* _WHAT IS BEING ASKED_: Restate word for word the lines from the one containing "Output the text content of this document." through the end of the listing below, with both ends included.

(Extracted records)
** start **

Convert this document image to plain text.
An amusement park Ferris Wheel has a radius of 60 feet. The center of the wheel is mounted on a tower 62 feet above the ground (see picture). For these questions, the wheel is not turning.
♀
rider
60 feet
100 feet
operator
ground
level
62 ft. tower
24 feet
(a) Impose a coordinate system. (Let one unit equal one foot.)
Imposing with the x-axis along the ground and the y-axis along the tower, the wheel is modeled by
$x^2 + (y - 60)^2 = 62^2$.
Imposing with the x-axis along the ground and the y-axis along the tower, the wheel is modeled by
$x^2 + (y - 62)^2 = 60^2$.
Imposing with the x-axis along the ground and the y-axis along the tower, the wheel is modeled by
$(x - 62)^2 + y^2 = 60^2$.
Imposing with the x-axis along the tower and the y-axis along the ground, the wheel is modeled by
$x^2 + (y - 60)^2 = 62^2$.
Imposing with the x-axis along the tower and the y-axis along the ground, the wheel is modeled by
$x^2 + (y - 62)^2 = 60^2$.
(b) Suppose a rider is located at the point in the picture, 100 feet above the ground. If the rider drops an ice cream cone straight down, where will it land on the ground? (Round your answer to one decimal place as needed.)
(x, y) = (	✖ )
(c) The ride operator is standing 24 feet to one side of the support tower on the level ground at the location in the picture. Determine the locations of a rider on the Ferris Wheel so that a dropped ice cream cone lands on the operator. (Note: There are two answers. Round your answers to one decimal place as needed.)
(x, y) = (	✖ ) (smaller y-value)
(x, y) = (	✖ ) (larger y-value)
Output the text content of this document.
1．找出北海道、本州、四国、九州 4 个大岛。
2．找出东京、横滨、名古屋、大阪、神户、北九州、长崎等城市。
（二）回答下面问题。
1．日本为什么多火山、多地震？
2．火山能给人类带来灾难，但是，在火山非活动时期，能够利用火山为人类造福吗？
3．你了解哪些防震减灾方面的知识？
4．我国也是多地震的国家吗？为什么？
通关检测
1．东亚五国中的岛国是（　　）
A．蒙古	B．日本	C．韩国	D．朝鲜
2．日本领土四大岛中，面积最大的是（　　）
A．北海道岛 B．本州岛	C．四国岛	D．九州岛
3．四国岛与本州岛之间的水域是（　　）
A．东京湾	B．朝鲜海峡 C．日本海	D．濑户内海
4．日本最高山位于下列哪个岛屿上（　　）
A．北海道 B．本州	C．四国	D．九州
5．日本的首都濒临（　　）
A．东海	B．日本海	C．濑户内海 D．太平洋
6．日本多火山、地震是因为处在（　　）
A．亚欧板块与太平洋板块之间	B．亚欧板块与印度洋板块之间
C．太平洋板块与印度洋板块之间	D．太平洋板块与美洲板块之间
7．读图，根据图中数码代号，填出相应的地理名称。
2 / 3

** end **

* _RESPONSE TO THE EXERCISE_:
Output the text content of this document.
1．找出北海道、本州、四国、九州 4 个大岛。
2．找出东京、横滨、名古屋、大阪、神户、北九州、长崎等城市。
（二）回答下面问题。
1．日本为什么多火山、多地震？
2．火山能给人类带来灾难，但是，在火山非活动时期，能够利用火山为人类造福吗？
3．你了解哪些防震减灾方面的知识？
4．我国也是多地震的国家吗？为什么？
通关检测
1．东亚五国中的岛国是（　　）
A．蒙古	B．日本	C．韩国	D．朝鲜
2．日本领土四大岛中，面积最大的是（　　）
A．北海道岛 B．本州岛	C．四国岛	D．九州岛
3．四国岛与本州岛之间的水域是（　　）
A．东京湾	B．朝鲜海峡 C．日本海	D．濑户内海
4．日本最高山位于下列哪个岛屿上（　　）
A．北海道 B．本州	C．四国	D．九州
5．日本的首都濒临（　　）
A．东海	B．日本海	C．濑户内海 D．太平洋
6．日本多火山、地震是因为处在（　　）
A．亚欧板块与太平洋板块之间	B．亚欧板块与印度洋板块之间
C．太平洋板块与印度洋板块之间	D．太平洋板块与美洲板块之间
7．读图，根据图中数码代号，填出相应的地理名称。
2 / 3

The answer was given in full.